• TASK DIRECTIONS
Quote all entries exactly, leaving pictures aside.

— Begin DATA EXCERPTS —

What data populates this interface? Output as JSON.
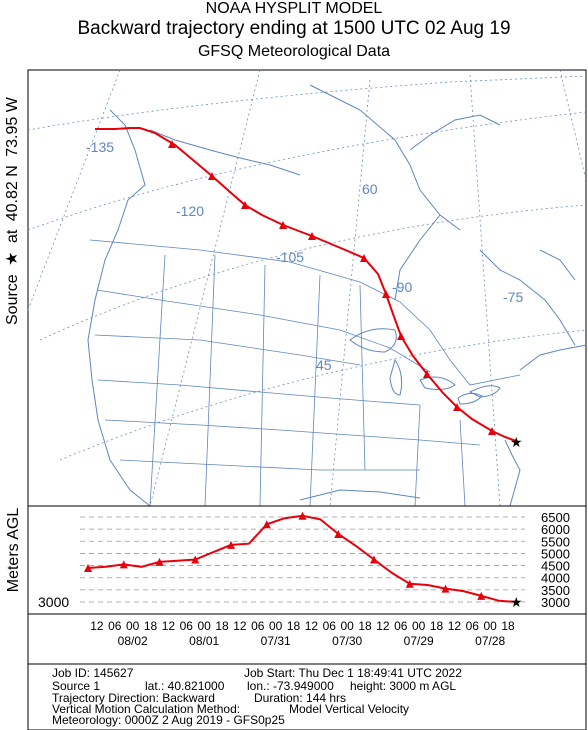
{
  "header": {
    "line1": "NOAA HYSPLIT MODEL",
    "line2": "Backward trajectory ending at 1500 UTC 02 Aug 19",
    "line3": "GFSQ Meteorological Data"
  },
  "side_label": {
    "source": "Source",
    "star": "★",
    "at": "at",
    "lat": "40.82 N",
    "lon": "73.95 W"
  },
  "map": {
    "longitude_labels": [
      "-135",
      "-120",
      "-105",
      "-90",
      "-75"
    ],
    "latitude_labels": [
      "60",
      "45"
    ]
  },
  "chart_data": {
    "type": "line",
    "series": [
      {
        "hours_back": [
          0,
          6,
          12,
          18,
          24,
          30,
          36,
          42,
          48,
          54,
          60,
          66,
          72,
          78,
          84,
          90,
          96,
          102,
          108,
          114,
          120,
          126,
          132,
          138,
          144
        ],
        "height_m_agl": [
          3000,
          3050,
          3250,
          3450,
          3550,
          3700,
          3750,
          4200,
          4750,
          5300,
          5800,
          6400,
          6550,
          6450,
          6200,
          5400,
          5350,
          5050,
          4750,
          4700,
          4650,
          4450,
          4550,
          4450,
          4400
        ]
      }
    ],
    "y_ticks": [
      "6500",
      "6000",
      "5500",
      "5000",
      "4500",
      "4000",
      "3500",
      "3000"
    ],
    "start_height_label": "3000",
    "ylabel": "Meters AGL",
    "hour_ticks": [
      "12",
      "06",
      "00",
      "18",
      "12",
      "06",
      "00",
      "18",
      "12",
      "06",
      "00",
      "18",
      "12",
      "06",
      "00",
      "18",
      "12",
      "06",
      "00",
      "18",
      "12",
      "06",
      "00",
      "18"
    ],
    "date_labels": [
      "08/02",
      "08/01",
      "07/31",
      "07/30",
      "07/29",
      "07/28"
    ],
    "line_color": "#e8000b"
  },
  "info": {
    "job_id": "Job ID: 145627",
    "job_start": "Job Start: Thu Dec  1 18:49:41 UTC 2022",
    "source": "Source 1",
    "lat": "lat.: 40.821000",
    "lon": "lon.: -73.949000",
    "height": "height: 3000 m AGL",
    "direction": "Trajectory Direction: Backward",
    "duration": "Duration: 144 hrs",
    "vertical_method": "Vertical Motion Calculation Method:",
    "vertical_value": "Model Vertical Velocity",
    "meteorology": "Meteorology: 0000Z  2 Aug 2019 - GFS0p25"
  }
}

— End DATA EXCERPTS —

• OUTPUT BELOW
What data populates this interface? Output as JSON.
{
  "header": {
    "line1": "NOAA HYSPLIT MODEL",
    "line2": "Backward trajectory ending at 1500 UTC 02 Aug 19",
    "line3": "GFSQ Meteorological Data"
  },
  "side_label": {
    "source": "Source",
    "star": "★",
    "at": "at",
    "lat": "40.82 N",
    "lon": "73.95 W"
  },
  "map": {
    "longitude_labels": [
      "-135",
      "-120",
      "-105",
      "-90",
      "-75"
    ],
    "latitude_labels": [
      "60",
      "45"
    ]
  },
  "chart_data": {
    "type": "line",
    "series": [
      {
        "hours_back": [
          0,
          6,
          12,
          18,
          24,
          30,
          36,
          42,
          48,
          54,
          60,
          66,
          72,
          78,
          84,
          90,
          96,
          102,
          108,
          114,
          120,
          126,
          132,
          138,
          144
        ],
        "height_m_agl": [
          3000,
          3050,
          3250,
          3450,
          3550,
          3700,
          3750,
          4200,
          4750,
          5300,
          5800,
          6400,
          6550,
          6450,
          6200,
          5400,
          5350,
          5050,
          4750,
          4700,
          4650,
          4450,
          4550,
          4450,
          4400
        ]
      }
    ],
    "y_ticks": [
      "6500",
      "6000",
      "5500",
      "5000",
      "4500",
      "4000",
      "3500",
      "3000"
    ],
    "start_height_label": "3000",
    "ylabel": "Meters AGL",
    "hour_ticks": [
      "12",
      "06",
      "00",
      "18",
      "12",
      "06",
      "00",
      "18",
      "12",
      "06",
      "00",
      "18",
      "12",
      "06",
      "00",
      "18",
      "12",
      "06",
      "00",
      "18",
      "12",
      "06",
      "00",
      "18"
    ],
    "date_labels": [
      "08/02",
      "08/01",
      "07/31",
      "07/30",
      "07/29",
      "07/28"
    ],
    "line_color": "#e8000b"
  },
  "info": {
    "job_id": "Job ID: 145627",
    "job_start": "Job Start: Thu Dec  1 18:49:41 UTC 2022",
    "source": "Source 1",
    "lat": "lat.: 40.821000",
    "lon": "lon.: -73.949000",
    "height": "height: 3000 m AGL",
    "direction": "Trajectory Direction: Backward",
    "duration": "Duration: 144 hrs",
    "vertical_method": "Vertical Motion Calculation Method:",
    "vertical_value": "Model Vertical Velocity",
    "meteorology": "Meteorology: 0000Z  2 Aug 2019 - GFS0p25"
  }
}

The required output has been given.